▶ [Goal of the exercise]:
Scan the material for the word "Ratio", and copy each line where it shows up.

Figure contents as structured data
------

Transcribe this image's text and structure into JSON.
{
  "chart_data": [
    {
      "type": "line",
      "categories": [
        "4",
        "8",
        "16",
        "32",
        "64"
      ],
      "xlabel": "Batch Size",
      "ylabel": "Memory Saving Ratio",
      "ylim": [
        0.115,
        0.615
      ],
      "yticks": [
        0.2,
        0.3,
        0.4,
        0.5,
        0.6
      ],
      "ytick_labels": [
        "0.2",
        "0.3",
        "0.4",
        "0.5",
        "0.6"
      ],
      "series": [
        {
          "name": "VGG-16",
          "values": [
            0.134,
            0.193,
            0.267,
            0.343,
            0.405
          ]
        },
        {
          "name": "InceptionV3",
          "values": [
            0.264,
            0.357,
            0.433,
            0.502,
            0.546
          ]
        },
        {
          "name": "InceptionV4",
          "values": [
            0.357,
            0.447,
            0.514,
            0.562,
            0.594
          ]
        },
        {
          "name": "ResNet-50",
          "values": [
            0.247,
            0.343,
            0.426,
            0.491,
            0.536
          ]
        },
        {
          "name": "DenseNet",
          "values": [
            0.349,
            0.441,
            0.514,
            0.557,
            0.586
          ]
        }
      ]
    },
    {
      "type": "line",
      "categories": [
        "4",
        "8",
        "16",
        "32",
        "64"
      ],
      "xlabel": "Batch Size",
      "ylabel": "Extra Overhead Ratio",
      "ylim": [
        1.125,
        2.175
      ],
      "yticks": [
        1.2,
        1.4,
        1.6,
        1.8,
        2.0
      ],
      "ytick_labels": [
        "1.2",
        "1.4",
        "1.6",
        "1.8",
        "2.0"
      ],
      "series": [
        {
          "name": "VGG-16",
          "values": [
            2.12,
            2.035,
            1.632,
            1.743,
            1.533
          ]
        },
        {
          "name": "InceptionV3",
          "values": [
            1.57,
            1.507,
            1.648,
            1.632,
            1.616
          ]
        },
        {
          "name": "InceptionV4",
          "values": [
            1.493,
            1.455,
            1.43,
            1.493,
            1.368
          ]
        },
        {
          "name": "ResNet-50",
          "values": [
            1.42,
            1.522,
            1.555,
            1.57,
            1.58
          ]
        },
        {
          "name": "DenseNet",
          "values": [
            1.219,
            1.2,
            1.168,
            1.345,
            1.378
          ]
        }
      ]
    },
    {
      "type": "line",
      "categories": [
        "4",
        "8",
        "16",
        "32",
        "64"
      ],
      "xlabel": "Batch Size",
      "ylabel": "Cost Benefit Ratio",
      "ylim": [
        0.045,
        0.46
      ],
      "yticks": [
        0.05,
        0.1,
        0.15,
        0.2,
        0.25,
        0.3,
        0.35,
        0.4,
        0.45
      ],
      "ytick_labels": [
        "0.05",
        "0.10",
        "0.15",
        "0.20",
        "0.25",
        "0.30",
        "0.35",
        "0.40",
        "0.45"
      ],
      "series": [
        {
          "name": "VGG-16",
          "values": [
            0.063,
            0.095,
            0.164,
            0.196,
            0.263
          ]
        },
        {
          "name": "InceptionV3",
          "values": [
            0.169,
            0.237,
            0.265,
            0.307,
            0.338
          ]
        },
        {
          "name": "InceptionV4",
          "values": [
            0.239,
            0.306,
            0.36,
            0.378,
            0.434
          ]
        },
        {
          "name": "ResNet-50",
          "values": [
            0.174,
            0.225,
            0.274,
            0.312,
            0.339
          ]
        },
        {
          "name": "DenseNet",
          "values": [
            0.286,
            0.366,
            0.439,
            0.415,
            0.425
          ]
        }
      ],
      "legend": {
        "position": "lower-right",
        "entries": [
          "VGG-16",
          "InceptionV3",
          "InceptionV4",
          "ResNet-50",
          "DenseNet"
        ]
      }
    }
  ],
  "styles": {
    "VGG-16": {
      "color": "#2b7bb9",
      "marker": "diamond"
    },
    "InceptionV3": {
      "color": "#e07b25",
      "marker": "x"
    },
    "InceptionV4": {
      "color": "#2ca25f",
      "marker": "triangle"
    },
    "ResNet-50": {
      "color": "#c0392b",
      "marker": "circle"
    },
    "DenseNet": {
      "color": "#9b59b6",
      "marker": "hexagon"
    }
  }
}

------

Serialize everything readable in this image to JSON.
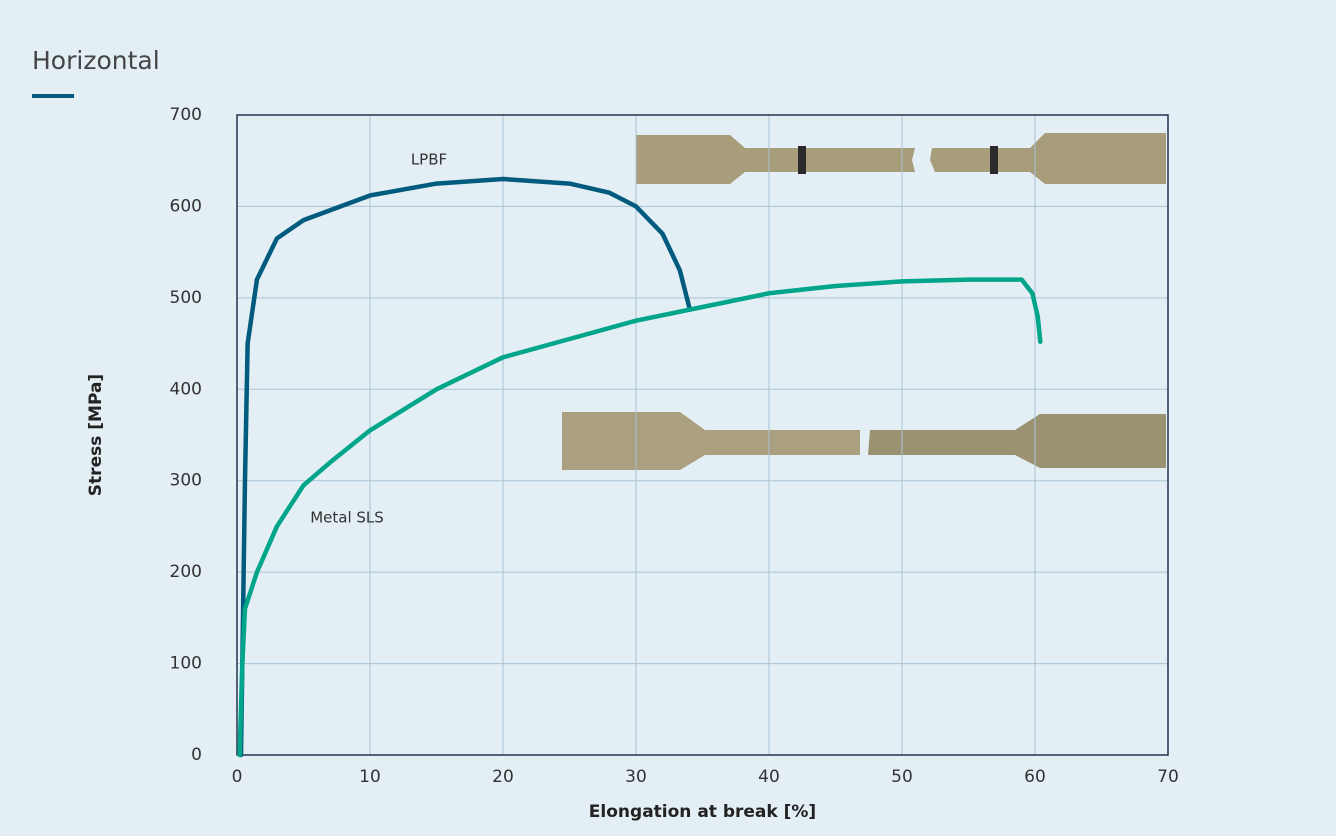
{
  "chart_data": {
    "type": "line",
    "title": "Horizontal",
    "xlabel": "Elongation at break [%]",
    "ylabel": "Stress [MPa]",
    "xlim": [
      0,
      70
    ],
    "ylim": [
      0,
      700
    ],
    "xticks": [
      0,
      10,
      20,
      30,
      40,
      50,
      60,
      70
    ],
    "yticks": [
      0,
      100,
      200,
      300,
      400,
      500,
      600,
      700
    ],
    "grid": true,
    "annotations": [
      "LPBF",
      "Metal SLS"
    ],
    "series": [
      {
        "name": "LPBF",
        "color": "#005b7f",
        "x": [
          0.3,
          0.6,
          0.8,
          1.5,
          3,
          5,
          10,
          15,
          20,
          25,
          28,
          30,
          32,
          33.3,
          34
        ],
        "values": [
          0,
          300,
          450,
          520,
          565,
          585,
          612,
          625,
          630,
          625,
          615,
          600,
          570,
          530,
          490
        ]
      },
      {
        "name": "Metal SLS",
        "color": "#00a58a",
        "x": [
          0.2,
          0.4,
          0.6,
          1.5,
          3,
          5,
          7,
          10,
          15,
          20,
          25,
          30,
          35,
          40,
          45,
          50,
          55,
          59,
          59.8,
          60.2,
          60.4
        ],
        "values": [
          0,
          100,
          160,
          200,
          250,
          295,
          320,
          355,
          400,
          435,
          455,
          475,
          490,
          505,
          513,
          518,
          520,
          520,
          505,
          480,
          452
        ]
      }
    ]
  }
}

------

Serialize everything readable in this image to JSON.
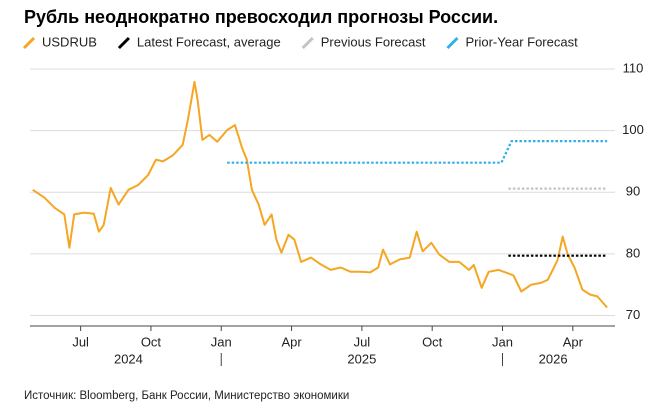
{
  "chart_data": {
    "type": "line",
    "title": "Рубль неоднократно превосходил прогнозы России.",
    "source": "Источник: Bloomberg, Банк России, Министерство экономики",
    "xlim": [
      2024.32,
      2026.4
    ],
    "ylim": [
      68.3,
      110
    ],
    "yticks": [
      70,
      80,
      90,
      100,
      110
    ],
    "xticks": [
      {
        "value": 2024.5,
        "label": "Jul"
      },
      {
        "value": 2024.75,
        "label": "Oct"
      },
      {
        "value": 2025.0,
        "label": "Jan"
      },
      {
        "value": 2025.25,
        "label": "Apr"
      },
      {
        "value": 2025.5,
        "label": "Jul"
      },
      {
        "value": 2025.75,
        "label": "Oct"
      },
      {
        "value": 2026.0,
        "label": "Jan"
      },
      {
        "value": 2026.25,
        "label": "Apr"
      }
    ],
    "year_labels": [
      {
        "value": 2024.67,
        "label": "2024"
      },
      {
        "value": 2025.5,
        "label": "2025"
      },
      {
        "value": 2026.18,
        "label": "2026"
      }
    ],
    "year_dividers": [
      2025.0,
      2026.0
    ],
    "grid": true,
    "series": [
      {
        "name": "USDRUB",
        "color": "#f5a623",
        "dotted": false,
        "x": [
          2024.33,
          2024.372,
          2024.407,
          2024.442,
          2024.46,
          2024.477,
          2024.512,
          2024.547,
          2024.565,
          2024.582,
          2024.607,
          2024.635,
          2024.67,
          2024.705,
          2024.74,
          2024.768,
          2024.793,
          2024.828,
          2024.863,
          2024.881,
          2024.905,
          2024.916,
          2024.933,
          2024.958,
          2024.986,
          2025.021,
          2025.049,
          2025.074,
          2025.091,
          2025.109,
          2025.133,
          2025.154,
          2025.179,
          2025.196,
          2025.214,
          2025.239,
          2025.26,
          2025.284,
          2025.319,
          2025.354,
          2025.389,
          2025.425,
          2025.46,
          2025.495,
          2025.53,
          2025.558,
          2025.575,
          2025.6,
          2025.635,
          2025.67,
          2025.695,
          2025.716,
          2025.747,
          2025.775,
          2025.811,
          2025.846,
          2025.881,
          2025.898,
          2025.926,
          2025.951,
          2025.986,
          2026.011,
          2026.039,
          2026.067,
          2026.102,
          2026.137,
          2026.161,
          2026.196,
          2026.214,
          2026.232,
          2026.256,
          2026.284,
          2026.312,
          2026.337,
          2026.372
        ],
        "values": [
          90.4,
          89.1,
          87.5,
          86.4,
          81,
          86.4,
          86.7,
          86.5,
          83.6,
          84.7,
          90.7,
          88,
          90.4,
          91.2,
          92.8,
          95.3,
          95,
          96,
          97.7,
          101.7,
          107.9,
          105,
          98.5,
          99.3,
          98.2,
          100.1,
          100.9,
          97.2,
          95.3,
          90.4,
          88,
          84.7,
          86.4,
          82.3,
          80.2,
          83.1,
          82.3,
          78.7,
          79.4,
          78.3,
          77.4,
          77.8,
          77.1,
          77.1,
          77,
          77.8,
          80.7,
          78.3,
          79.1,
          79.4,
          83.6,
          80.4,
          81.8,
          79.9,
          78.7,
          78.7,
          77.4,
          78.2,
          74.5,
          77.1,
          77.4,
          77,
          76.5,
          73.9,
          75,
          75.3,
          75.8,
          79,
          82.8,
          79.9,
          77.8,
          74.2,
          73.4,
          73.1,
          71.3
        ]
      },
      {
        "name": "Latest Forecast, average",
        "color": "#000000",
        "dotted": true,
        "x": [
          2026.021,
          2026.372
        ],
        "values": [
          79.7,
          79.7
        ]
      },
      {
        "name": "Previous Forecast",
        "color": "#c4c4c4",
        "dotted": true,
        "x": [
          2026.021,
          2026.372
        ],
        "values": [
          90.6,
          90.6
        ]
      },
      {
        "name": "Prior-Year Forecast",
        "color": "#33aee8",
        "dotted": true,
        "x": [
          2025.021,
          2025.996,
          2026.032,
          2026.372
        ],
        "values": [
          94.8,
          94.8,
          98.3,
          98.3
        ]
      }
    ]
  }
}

------

▶ [Output]:
      "ylabel": "Memory Saving Ratio",
      "ylabel": "Extra Overhead Ratio",
      "ylabel": "Cost Benefit Ratio",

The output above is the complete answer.